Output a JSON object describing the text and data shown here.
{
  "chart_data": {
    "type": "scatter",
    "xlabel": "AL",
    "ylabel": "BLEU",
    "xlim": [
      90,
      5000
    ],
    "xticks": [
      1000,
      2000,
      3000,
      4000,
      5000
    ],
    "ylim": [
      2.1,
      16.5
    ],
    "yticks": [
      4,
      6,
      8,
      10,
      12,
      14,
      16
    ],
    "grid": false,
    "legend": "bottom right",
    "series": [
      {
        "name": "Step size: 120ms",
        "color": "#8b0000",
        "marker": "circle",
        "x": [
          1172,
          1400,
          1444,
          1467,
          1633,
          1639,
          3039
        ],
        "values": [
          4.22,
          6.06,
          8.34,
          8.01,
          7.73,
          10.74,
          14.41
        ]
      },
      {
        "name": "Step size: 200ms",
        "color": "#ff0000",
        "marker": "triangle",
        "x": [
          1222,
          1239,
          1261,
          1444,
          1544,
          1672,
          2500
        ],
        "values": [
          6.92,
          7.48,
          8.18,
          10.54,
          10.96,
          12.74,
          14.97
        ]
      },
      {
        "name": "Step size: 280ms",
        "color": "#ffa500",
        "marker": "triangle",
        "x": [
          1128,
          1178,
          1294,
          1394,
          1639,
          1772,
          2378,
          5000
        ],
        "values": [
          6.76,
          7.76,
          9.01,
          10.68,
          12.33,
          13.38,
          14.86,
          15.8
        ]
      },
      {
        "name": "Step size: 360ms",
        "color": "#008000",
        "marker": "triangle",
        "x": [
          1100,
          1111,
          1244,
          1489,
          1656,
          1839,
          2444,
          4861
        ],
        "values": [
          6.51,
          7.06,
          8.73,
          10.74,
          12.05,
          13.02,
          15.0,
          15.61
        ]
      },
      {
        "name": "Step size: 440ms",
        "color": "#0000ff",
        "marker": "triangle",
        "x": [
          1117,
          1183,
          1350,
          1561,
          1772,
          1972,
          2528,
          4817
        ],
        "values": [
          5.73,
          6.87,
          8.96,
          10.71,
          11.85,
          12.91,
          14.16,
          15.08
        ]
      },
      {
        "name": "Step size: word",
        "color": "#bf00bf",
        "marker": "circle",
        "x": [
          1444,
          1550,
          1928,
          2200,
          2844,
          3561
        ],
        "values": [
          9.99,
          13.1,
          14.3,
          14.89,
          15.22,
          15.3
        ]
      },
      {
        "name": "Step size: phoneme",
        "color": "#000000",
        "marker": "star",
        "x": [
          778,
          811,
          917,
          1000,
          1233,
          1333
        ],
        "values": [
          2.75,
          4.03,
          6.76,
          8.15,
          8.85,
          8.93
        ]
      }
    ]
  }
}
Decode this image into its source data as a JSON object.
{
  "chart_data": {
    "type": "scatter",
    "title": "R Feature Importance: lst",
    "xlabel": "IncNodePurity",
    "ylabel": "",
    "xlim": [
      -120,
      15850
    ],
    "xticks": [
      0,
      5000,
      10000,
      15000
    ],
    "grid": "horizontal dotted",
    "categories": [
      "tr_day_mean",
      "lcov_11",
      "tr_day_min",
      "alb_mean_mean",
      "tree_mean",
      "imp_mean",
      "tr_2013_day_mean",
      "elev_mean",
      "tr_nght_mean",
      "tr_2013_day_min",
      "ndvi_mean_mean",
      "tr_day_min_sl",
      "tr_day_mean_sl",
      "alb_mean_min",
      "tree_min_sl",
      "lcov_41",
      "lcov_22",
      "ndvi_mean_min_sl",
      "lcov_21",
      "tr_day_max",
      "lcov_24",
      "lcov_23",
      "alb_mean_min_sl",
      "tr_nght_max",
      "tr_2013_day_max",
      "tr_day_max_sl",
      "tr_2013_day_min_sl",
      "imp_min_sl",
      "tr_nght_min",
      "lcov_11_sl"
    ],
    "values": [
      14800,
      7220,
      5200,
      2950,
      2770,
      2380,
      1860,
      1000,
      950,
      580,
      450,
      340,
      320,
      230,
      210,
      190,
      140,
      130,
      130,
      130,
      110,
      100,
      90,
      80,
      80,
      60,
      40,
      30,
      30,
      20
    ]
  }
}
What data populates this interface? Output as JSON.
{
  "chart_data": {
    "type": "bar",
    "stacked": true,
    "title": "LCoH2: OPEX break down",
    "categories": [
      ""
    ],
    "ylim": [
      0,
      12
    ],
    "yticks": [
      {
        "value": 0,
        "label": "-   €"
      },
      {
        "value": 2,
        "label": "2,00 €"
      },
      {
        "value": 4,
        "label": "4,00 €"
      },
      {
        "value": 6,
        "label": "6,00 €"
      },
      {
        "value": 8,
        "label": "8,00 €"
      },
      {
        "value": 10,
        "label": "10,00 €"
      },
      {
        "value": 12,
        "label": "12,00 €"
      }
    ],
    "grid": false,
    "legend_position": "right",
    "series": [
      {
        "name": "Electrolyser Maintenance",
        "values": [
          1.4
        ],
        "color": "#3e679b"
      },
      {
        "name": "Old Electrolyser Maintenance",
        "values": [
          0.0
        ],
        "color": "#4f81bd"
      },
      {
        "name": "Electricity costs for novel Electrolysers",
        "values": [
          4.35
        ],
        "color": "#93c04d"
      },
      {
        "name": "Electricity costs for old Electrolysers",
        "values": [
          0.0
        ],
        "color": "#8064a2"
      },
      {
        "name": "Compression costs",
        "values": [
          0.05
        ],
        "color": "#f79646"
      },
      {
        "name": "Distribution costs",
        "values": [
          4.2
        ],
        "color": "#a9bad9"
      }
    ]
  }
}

__INSTRUCTIONS TO FOLLOW__
Your task is to output the full set of records exactly as presented.

__EXERCISE OUTPUT__
Output a JSON object describing the text and data shown here.
{
  "chart_data": {
    "type": "scatter",
    "xlabel": "AL",
    "ylabel": "BLEU",
    "xlim": [
      90,
      5000
    ],
    "xticks": [
      1000,
      2000,
      3000,
      4000,
      5000
    ],
    "ylim": [
      2.1,
      16.5
    ],
    "yticks": [
      4,
      6,
      8,
      10,
      12,
      14,
      16
    ],
    "grid": false,
    "legend": "bottom right",
    "series": [
      {
        "name": "Step size: 120ms",
        "color": "#8b0000",
        "marker": "circle",
        "x": [
          1172,
          1400,
          1444,
          1467,
          1633,
          1639,
          3039
        ],
        "values": [
          4.22,
          6.06,
          8.34,
          8.01,
          7.73,
          10.74,
          14.41
        ]
      },
      {
        "name": "Step size: 200ms",
        "color": "#ff0000",
        "marker": "triangle",
        "x": [
          1222,
          1239,
          1261,
          1444,
          1544,
          1672,
          2500
        ],
        "values": [
          6.92,
          7.48,
          8.18,
          10.54,
          10.96,
          12.74,
          14.97
        ]
      },
      {
        "name": "Step size: 280ms",
        "color": "#ffa500",
        "marker": "triangle",
        "x": [
          1128,
          1178,
          1294,
          1394,
          1639,
          1772,
          2378,
          5000
        ],
        "values": [
          6.76,
          7.76,
          9.01,
          10.68,
          12.33,
          13.38,
          14.86,
          15.8
        ]
      },
      {
        "name": "Step size: 360ms",
        "color": "#008000",
        "marker": "triangle",
        "x": [
          1100,
          1111,
          1244,
          1489,
          1656,
          1839,
          2444,
          4861
        ],
        "values": [
          6.51,
          7.06,
          8.73,
          10.74,
          12.05,
          13.02,
          15.0,
          15.61
        ]
      },
      {
        "name": "Step size: 440ms",
        "color": "#0000ff",
        "marker": "triangle",
        "x": [
          1117,
          1183,
          1350,
          1561,
          1772,
          1972,
          2528,
          4817
        ],
        "values": [
          5.73,
          6.87,
          8.96,
          10.71,
          11.85,
          12.91,
          14.16,
          15.08
        ]
      },
      {
        "name": "Step size: word",
        "color": "#bf00bf",
        "marker": "circle",
        "x": [
          1444,
          1550,
          1928,
          2200,
          2844,
          3561
        ],
        "values": [
          9.99,
          13.1,
          14.3,
          14.89,
          15.22,
          15.3
        ]
      },
      {
        "name": "Step size: phoneme",
        "color": "#000000",
        "marker": "star",
        "x": [
          778,
          811,
          917,
          1000,
          1233,
          1333
        ],
        "values": [
          2.75,
          4.03,
          6.76,
          8.15,
          8.85,
          8.93
        ]
      }
    ]
  }
}
Decode this image into its source data as a JSON object.
{
  "chart_data": {
    "type": "scatter",
    "title": "R Feature Importance: lst",
    "xlabel": "IncNodePurity",
    "ylabel": "",
    "xlim": [
      -120,
      15850
    ],
    "xticks": [
      0,
      5000,
      10000,
      15000
    ],
    "grid": "horizontal dotted",
    "categories": [
      "tr_day_mean",
      "lcov_11",
      "tr_day_min",
      "alb_mean_mean",
      "tree_mean",
      "imp_mean",
      "tr_2013_day_mean",
      "elev_mean",
      "tr_nght_mean",
      "tr_2013_day_min",
      "ndvi_mean_mean",
      "tr_day_min_sl",
      "tr_day_mean_sl",
      "alb_mean_min",
      "tree_min_sl",
      "lcov_41",
      "lcov_22",
      "ndvi_mean_min_sl",
      "lcov_21",
      "tr_day_max",
      "lcov_24",
      "lcov_23",
      "alb_mean_min_sl",
      "tr_nght_max",
      "tr_2013_day_max",
      "tr_day_max_sl",
      "tr_2013_day_min_sl",
      "imp_min_sl",
      "tr_nght_min",
      "lcov_11_sl"
    ],
    "values": [
      14800,
      7220,
      5200,
      2950,
      2770,
      2380,
      1860,
      1000,
      950,
      580,
      450,
      340,
      320,
      230,
      210,
      190,
      140,
      130,
      130,
      130,
      110,
      100,
      90,
      80,
      80,
      60,
      40,
      30,
      30,
      20
    ]
  }
}
What data populates this interface? Output as JSON.
{
  "chart_data": {
    "type": "bar",
    "stacked": true,
    "title": "LCoH2: OPEX break down",
    "categories": [
      ""
    ],
    "ylim": [
      0,
      12
    ],
    "yticks": [
      {
        "value": 0,
        "label": "-   €"
      },
      {
        "value": 2,
        "label": "2,00 €"
      },
      {
        "value": 4,
        "label": "4,00 €"
      },
      {
        "value": 6,
        "label": "6,00 €"
      },
      {
        "value": 8,
        "label": "8,00 €"
      },
      {
        "value": 10,
        "label": "10,00 €"
      },
      {
        "value": 12,
        "label": "12,00 €"
      }
    ],
    "grid": false,
    "legend_position": "right",
    "series": [
      {
        "name": "Electrolyser Maintenance",
        "values": [
          1.4
        ],
        "color": "#3e679b"
      },
      {
        "name": "Old Electrolyser Maintenance",
        "values": [
          0.0
        ],
        "color": "#4f81bd"
      },
      {
        "name": "Electricity costs for novel Electrolysers",
        "values": [
          4.35
        ],
        "color": "#93c04d"
      },
      {
        "name": "Electricity costs for old Electrolysers",
        "values": [
          0.0
        ],
        "color": "#8064a2"
      },
      {
        "name": "Compression costs",
        "values": [
          0.05
        ],
        "color": "#f79646"
      },
      {
        "name": "Distribution costs",
        "values": [
          4.2
        ],
        "color": "#a9bad9"
      }
    ]
  }
}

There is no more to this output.